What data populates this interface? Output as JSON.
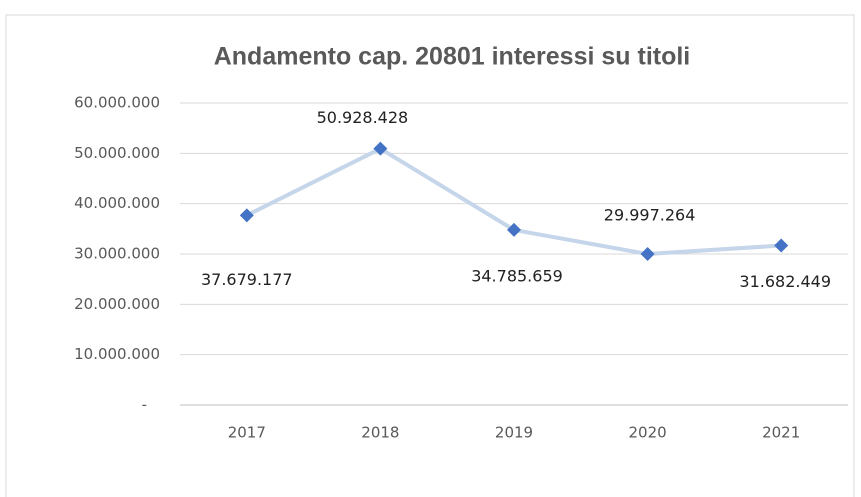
{
  "chart_data": {
    "type": "line",
    "title": "Andamento  cap. 20801 interessi su titoli",
    "categories": [
      "2017",
      "2018",
      "2019",
      "2020",
      "2021"
    ],
    "series": [
      {
        "name": "Andamento",
        "color": "#4472c4",
        "values": [
          37679177,
          50928428,
          34785659,
          29997264,
          31682449
        ],
        "value_labels": [
          "37.679.177",
          "50.928.428",
          "34.785.659",
          "29.997.264",
          "31.682.449"
        ]
      }
    ],
    "ylim": [
      0,
      60000000
    ],
    "yticks": [
      {
        "value": 0,
        "label": "-"
      },
      {
        "value": 10000000,
        "label": "10.000.000"
      },
      {
        "value": 20000000,
        "label": "20.000.000"
      },
      {
        "value": 30000000,
        "label": "30.000.000"
      },
      {
        "value": 40000000,
        "label": "40.000.000"
      },
      {
        "value": 50000000,
        "label": "50.000.000"
      },
      {
        "value": 60000000,
        "label": "60.000.000"
      }
    ],
    "grid": true
  }
}
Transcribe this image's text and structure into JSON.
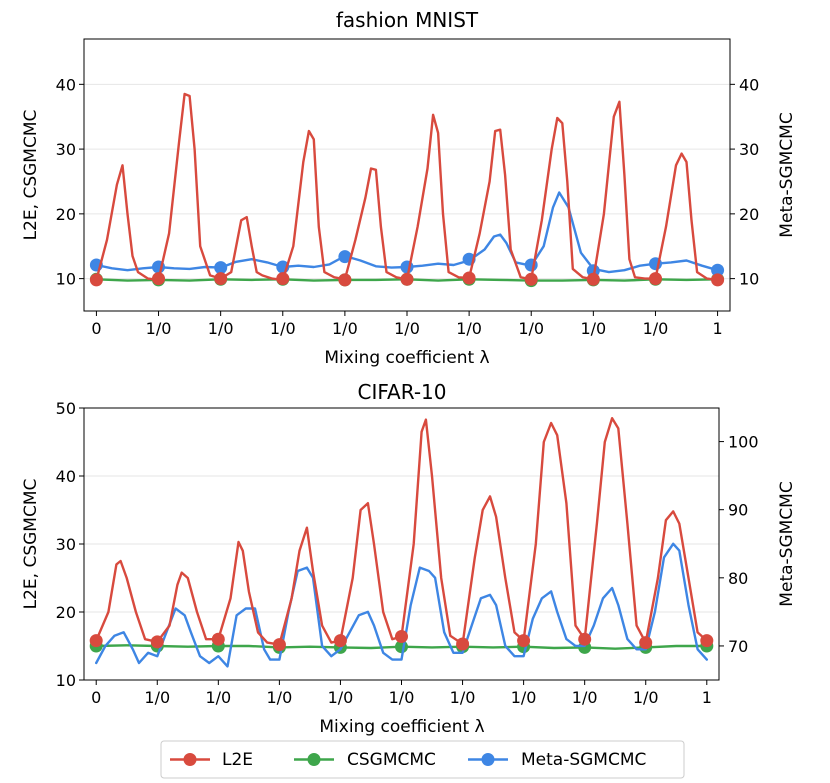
{
  "chart_data": [
    {
      "type": "line",
      "title": "fashion MNIST",
      "xlabel": "Mixing coefficient λ",
      "ylabel": "L2E, CSGMCMC",
      "ylabel_right": "Meta-SGMCMC",
      "xlim": [
        -0.2,
        10.2
      ],
      "ylim": [
        5,
        47
      ],
      "ylim_right": [
        5,
        47
      ],
      "xtick_labels": [
        "0",
        "1/0",
        "1/0",
        "1/0",
        "1/0",
        "1/0",
        "1/0",
        "1/0",
        "1/0",
        "1/0",
        "1"
      ],
      "yticks": [
        10,
        20,
        30,
        40
      ],
      "yticks_right": [
        10,
        20,
        30,
        40
      ],
      "series": [
        {
          "name": "L2E",
          "color": "#d84a3e",
          "axis": "left",
          "x": [
            0,
            0.17,
            0.33,
            0.42,
            0.5,
            0.58,
            0.67,
            0.83,
            1,
            1.17,
            1.33,
            1.42,
            1.5,
            1.58,
            1.67,
            1.83,
            2,
            2.17,
            2.33,
            2.42,
            2.5,
            2.58,
            2.67,
            2.83,
            3,
            3.17,
            3.33,
            3.42,
            3.5,
            3.58,
            3.67,
            3.83,
            4,
            4.17,
            4.33,
            4.42,
            4.5,
            4.58,
            4.67,
            4.83,
            5,
            5.17,
            5.33,
            5.42,
            5.5,
            5.58,
            5.67,
            5.83,
            6,
            6.17,
            6.33,
            6.42,
            6.5,
            6.58,
            6.67,
            6.83,
            7,
            7.17,
            7.33,
            7.42,
            7.5,
            7.58,
            7.67,
            7.83,
            8,
            8.17,
            8.33,
            8.42,
            8.5,
            8.58,
            8.67,
            8.83,
            9,
            9.17,
            9.33,
            9.42,
            9.5,
            9.58,
            9.67,
            9.83,
            10
          ],
          "values": [
            9.8,
            16,
            24.5,
            27.5,
            20,
            13.5,
            11,
            10,
            9.8,
            17,
            31,
            38.5,
            38.2,
            30,
            15,
            10.5,
            10,
            11,
            19,
            19.5,
            15,
            11,
            10.5,
            10,
            9.8,
            15,
            28,
            32.8,
            31.5,
            18,
            11,
            10.2,
            9.9,
            16,
            22.5,
            27,
            26.8,
            18,
            11,
            10.2,
            9.9,
            18,
            27,
            35.3,
            32.5,
            20,
            11,
            10.2,
            10.1,
            17,
            25,
            32.8,
            33,
            26,
            14.5,
            10.2,
            9.9,
            19,
            30,
            34.8,
            34,
            25,
            11.5,
            10.2,
            9.9,
            20,
            35,
            37.3,
            26,
            13,
            10.2,
            10,
            10,
            18,
            27.5,
            29.3,
            28,
            19,
            11,
            10,
            9.8
          ],
          "markers_x": [
            0,
            1,
            2,
            3,
            4,
            5,
            6,
            7,
            8,
            9,
            10
          ],
          "markers_y": [
            9.8,
            10,
            10,
            10,
            9.8,
            9.9,
            10.1,
            9.9,
            9.9,
            10,
            9.8
          ]
        },
        {
          "name": "CSGMCMC",
          "color": "#3ea64b",
          "axis": "left",
          "x": [
            0,
            0.5,
            1,
            1.5,
            2,
            2.5,
            3,
            3.5,
            4,
            4.5,
            5,
            5.5,
            6,
            6.5,
            7,
            7.5,
            8,
            8.5,
            9,
            9.5,
            10
          ],
          "values": [
            9.9,
            9.7,
            9.8,
            9.7,
            9.9,
            9.8,
            9.9,
            9.7,
            9.8,
            9.8,
            9.9,
            9.7,
            9.9,
            9.8,
            9.7,
            9.7,
            9.8,
            9.7,
            9.9,
            9.8,
            9.9
          ],
          "markers_x": [
            0,
            1,
            2,
            3,
            4,
            5,
            6,
            7,
            8,
            9,
            10
          ],
          "markers_y": [
            9.9,
            9.8,
            9.9,
            9.9,
            9.8,
            9.9,
            9.9,
            9.7,
            9.8,
            9.9,
            9.9
          ]
        },
        {
          "name": "Meta-SGMCMC",
          "color": "#3e86e4",
          "axis": "right",
          "x": [
            0,
            0.25,
            0.5,
            0.75,
            1,
            1.25,
            1.5,
            1.75,
            2,
            2.25,
            2.5,
            2.75,
            3,
            3.25,
            3.5,
            3.75,
            4,
            4.25,
            4.5,
            4.75,
            5,
            5.25,
            5.5,
            5.75,
            6,
            6.25,
            6.4,
            6.5,
            6.6,
            6.75,
            7,
            7.2,
            7.35,
            7.45,
            7.6,
            7.8,
            8,
            8.25,
            8.5,
            8.75,
            9,
            9.25,
            9.5,
            9.75,
            10
          ],
          "values": [
            12.1,
            11.6,
            11.3,
            11.6,
            11.8,
            11.6,
            11.5,
            11.8,
            11.7,
            12.6,
            13,
            12.5,
            11.8,
            12,
            11.8,
            12.2,
            13.5,
            12.8,
            11.9,
            11.7,
            11.8,
            12,
            12.3,
            12.1,
            12.8,
            14.5,
            16.5,
            16.8,
            15.5,
            12.5,
            12,
            15,
            21,
            23.3,
            21,
            14,
            11.5,
            11,
            11.3,
            12,
            12.3,
            12.5,
            12.8,
            12,
            11.3
          ],
          "markers_x": [
            0,
            1,
            2,
            3,
            4,
            5,
            6,
            7,
            8,
            9,
            10
          ],
          "markers_y": [
            12.1,
            11.8,
            11.7,
            11.8,
            13.4,
            11.8,
            13,
            12.1,
            11.2,
            12.3,
            11.3
          ]
        }
      ]
    },
    {
      "type": "line",
      "title": "CIFAR-10",
      "xlabel": "Mixing coefficient λ",
      "ylabel": "L2E, CSGMCMC",
      "ylabel_right": "Meta-SGMCMC",
      "xlim": [
        -0.2,
        10.2
      ],
      "ylim": [
        10,
        50
      ],
      "ylim_right": [
        65,
        104.93
      ],
      "xtick_labels": [
        "0",
        "1/0",
        "1/0",
        "1/0",
        "1/0",
        "1/0",
        "1/0",
        "1/0",
        "1/0",
        "1/0",
        "1"
      ],
      "yticks": [
        10,
        20,
        30,
        40,
        50
      ],
      "yticks_right": [
        70,
        80,
        90,
        100
      ],
      "series": [
        {
          "name": "L2E",
          "color": "#d84a3e",
          "axis": "left",
          "x": [
            0,
            0.2,
            0.33,
            0.4,
            0.5,
            0.65,
            0.8,
            1,
            1.2,
            1.33,
            1.4,
            1.5,
            1.65,
            1.8,
            2,
            2.2,
            2.33,
            2.4,
            2.5,
            2.65,
            2.8,
            3,
            3.2,
            3.33,
            3.45,
            3.55,
            3.7,
            3.85,
            4,
            4.2,
            4.33,
            4.45,
            4.55,
            4.7,
            4.85,
            5,
            5.2,
            5.33,
            5.4,
            5.5,
            5.65,
            5.8,
            6,
            6.2,
            6.33,
            6.45,
            6.55,
            6.7,
            6.85,
            7,
            7.2,
            7.33,
            7.45,
            7.55,
            7.7,
            7.85,
            8,
            8.2,
            8.33,
            8.45,
            8.55,
            8.7,
            8.85,
            9,
            9.2,
            9.33,
            9.45,
            9.55,
            9.7,
            9.85,
            10
          ],
          "values": [
            15.8,
            20,
            27,
            27.5,
            25,
            20,
            16,
            15.6,
            18,
            24,
            25.8,
            25,
            20,
            16,
            16,
            22,
            30.3,
            29,
            23,
            17,
            15.5,
            15.2,
            22,
            29,
            32.4,
            26,
            18,
            15.5,
            15.8,
            25,
            35,
            36,
            30,
            20,
            16,
            16.4,
            30,
            46.5,
            48.3,
            40,
            25,
            16.5,
            15.3,
            28,
            35,
            37,
            34,
            25,
            17,
            15.8,
            30,
            45,
            47.8,
            46,
            36,
            18,
            16,
            33,
            45,
            48.5,
            47,
            33,
            18,
            15.5,
            25,
            33.5,
            34.8,
            33,
            25,
            17,
            15.8
          ],
          "markers_x": [
            0,
            1,
            2,
            3,
            4,
            5,
            6,
            7,
            8,
            9,
            10
          ],
          "markers_y": [
            15.8,
            15.6,
            16,
            15.2,
            15.8,
            16.4,
            15.3,
            15.8,
            16,
            15.5,
            15.8
          ]
        },
        {
          "name": "CSGMCMC",
          "color": "#3ea64b",
          "axis": "left",
          "x": [
            0,
            0.5,
            1,
            1.5,
            2,
            2.5,
            3,
            3.5,
            4,
            4.5,
            5,
            5.5,
            6,
            6.5,
            7,
            7.5,
            8,
            8.5,
            9,
            9.5,
            10
          ],
          "values": [
            15,
            15.1,
            15,
            14.9,
            15,
            15,
            14.8,
            14.9,
            14.8,
            14.7,
            14.9,
            14.8,
            14.9,
            14.8,
            14.9,
            14.7,
            14.8,
            14.6,
            14.8,
            15,
            15
          ],
          "markers_x": [
            0,
            1,
            2,
            3,
            4,
            5,
            6,
            7,
            8,
            9,
            10
          ],
          "markers_y": [
            15,
            15,
            15,
            14.8,
            14.8,
            14.9,
            14.9,
            14.9,
            14.8,
            14.8,
            15
          ]
        },
        {
          "name": "Meta-SGMCMC",
          "color": "#3e86e4",
          "axis": "right",
          "x": [
            0,
            0.15,
            0.3,
            0.45,
            0.6,
            0.7,
            0.85,
            1,
            1.15,
            1.3,
            1.45,
            1.55,
            1.7,
            1.85,
            2,
            2.15,
            2.3,
            2.45,
            2.6,
            2.75,
            2.85,
            3,
            3.15,
            3.3,
            3.45,
            3.55,
            3.7,
            3.85,
            4,
            4.15,
            4.3,
            4.45,
            4.55,
            4.7,
            4.85,
            5,
            5.15,
            5.3,
            5.45,
            5.55,
            5.7,
            5.85,
            6,
            6.15,
            6.3,
            6.45,
            6.55,
            6.7,
            6.85,
            7,
            7.15,
            7.3,
            7.45,
            7.55,
            7.7,
            7.85,
            8,
            8.15,
            8.3,
            8.45,
            8.55,
            8.7,
            8.85,
            9,
            9.15,
            9.3,
            9.45,
            9.55,
            9.7,
            9.85,
            10
          ],
          "values": [
            67.5,
            70,
            71.5,
            72,
            69.5,
            67.5,
            69,
            68.5,
            72,
            75.5,
            74.5,
            72,
            68.5,
            67.5,
            68.5,
            67,
            74.5,
            75.5,
            75.5,
            69.5,
            68,
            68,
            75,
            81,
            81.5,
            80,
            70,
            68.5,
            69.5,
            72,
            74.5,
            75,
            73,
            69,
            68,
            68,
            76,
            81.5,
            81,
            80,
            72,
            69,
            69,
            73,
            77,
            77.5,
            76,
            70,
            68.5,
            68.5,
            74,
            77,
            78,
            75,
            71,
            70,
            70,
            73,
            77,
            78.5,
            76,
            71,
            69.5,
            69.5,
            75,
            83,
            85,
            84,
            76,
            69.5,
            68
          ]
        }
      ]
    }
  ],
  "legend": {
    "items": [
      {
        "label": "L2E",
        "color": "#d84a3e"
      },
      {
        "label": "CSGMCMC",
        "color": "#3ea64b"
      },
      {
        "label": "Meta-SGMCMC",
        "color": "#3e86e4"
      }
    ]
  }
}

******************************

### [YOUR OBJECTIVE]
Pull out all lines from the entries above that include the word "title".

### [PROBLEM SOLUTION]
    "title": "Andamento  cap. 20801 interessi su titoli",
      "title": "fashion MNIST",
      "title": "CIFAR-10",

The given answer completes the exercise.